Records from a collection:
--*--

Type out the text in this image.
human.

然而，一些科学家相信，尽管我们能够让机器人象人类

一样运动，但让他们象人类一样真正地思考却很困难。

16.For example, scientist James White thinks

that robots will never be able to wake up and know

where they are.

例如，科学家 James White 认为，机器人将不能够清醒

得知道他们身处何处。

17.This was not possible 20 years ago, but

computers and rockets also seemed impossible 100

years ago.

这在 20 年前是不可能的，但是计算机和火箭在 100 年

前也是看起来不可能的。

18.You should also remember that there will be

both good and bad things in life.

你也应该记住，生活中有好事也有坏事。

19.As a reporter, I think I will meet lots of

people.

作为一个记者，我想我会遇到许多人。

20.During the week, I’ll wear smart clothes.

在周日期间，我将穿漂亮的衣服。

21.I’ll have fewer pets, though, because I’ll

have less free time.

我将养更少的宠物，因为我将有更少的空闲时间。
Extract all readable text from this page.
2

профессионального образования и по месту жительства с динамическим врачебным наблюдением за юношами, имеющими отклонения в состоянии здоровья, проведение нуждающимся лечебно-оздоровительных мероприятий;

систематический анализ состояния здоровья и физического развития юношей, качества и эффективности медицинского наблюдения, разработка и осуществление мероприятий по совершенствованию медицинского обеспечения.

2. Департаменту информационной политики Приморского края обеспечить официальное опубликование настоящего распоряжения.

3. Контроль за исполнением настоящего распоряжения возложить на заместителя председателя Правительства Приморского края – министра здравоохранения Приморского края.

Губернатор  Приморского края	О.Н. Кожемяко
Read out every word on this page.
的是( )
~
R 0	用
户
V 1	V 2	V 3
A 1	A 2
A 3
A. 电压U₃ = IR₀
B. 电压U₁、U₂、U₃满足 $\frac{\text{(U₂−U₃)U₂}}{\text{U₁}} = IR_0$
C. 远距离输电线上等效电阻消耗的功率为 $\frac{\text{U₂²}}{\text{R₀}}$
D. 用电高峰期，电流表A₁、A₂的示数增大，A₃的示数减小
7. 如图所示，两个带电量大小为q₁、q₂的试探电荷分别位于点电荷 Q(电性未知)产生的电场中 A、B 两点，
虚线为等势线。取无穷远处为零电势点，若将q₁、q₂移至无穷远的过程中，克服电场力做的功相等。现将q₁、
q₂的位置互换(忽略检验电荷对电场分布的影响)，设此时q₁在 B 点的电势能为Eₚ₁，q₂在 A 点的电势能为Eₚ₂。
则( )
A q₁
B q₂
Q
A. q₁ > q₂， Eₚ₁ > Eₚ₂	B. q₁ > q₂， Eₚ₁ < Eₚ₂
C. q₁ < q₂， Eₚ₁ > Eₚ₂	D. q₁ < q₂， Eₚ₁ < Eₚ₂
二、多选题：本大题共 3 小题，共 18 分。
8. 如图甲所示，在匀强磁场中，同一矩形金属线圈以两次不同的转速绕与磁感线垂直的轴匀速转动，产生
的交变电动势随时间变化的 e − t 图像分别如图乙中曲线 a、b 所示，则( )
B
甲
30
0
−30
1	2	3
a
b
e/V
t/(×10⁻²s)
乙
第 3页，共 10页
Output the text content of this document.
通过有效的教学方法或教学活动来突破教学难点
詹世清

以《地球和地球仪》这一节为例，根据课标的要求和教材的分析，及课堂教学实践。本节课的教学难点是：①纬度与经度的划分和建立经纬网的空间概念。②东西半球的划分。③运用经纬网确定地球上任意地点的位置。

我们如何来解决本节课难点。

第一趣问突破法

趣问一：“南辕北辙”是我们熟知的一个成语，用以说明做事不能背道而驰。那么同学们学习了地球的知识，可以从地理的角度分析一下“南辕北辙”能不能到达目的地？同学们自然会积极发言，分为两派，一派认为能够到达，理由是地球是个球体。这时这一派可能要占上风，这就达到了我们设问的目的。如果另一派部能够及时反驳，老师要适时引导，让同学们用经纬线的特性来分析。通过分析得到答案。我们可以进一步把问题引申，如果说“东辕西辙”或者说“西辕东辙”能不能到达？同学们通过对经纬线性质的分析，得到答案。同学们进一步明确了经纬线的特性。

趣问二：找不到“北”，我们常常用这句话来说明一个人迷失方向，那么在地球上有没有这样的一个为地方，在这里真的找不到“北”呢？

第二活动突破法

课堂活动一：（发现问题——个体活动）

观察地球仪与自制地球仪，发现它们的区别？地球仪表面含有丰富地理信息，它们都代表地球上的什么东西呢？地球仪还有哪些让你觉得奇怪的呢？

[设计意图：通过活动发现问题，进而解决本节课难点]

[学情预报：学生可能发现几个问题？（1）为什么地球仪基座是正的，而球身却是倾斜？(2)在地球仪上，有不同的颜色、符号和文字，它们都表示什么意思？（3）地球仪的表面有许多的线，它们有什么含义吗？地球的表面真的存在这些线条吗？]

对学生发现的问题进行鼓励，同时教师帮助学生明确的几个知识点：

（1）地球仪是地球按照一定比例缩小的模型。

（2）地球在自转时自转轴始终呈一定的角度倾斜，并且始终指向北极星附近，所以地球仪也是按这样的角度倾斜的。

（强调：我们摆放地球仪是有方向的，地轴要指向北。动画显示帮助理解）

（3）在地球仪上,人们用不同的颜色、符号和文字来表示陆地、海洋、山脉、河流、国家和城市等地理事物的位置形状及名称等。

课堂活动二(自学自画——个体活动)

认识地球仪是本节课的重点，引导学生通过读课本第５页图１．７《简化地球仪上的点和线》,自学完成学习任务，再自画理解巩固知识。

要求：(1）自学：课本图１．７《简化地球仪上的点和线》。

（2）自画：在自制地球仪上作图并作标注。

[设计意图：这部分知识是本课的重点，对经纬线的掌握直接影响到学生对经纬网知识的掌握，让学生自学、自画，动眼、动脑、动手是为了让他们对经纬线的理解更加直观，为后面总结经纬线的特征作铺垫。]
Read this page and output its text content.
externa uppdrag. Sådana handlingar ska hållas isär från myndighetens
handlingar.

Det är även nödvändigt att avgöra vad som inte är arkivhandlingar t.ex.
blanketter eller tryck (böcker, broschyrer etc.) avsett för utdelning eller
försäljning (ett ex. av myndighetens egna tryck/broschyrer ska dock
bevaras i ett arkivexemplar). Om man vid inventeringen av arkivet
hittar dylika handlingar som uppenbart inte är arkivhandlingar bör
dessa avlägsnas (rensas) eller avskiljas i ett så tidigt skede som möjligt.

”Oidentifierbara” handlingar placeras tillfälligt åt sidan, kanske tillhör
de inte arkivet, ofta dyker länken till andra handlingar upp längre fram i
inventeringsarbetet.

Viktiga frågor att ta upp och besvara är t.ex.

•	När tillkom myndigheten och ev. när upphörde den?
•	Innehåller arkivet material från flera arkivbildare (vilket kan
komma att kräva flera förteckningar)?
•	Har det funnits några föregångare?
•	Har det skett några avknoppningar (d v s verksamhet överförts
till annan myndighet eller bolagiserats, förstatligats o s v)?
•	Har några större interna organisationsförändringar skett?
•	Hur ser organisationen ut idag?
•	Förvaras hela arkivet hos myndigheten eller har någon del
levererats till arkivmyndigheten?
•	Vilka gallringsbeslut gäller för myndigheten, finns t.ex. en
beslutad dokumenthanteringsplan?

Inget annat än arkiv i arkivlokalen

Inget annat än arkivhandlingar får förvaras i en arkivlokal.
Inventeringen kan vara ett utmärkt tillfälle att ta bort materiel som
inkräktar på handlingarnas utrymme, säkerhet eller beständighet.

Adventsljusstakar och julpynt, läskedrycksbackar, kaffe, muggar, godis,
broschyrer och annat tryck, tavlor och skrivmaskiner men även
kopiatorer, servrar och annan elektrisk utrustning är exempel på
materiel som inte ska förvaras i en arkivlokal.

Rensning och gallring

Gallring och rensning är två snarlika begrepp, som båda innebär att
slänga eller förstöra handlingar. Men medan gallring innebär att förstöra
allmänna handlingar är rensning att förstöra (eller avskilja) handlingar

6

--*--

Using the listing above, say how many of its lines contain the string "förstöra", giving nothing but the figure.

2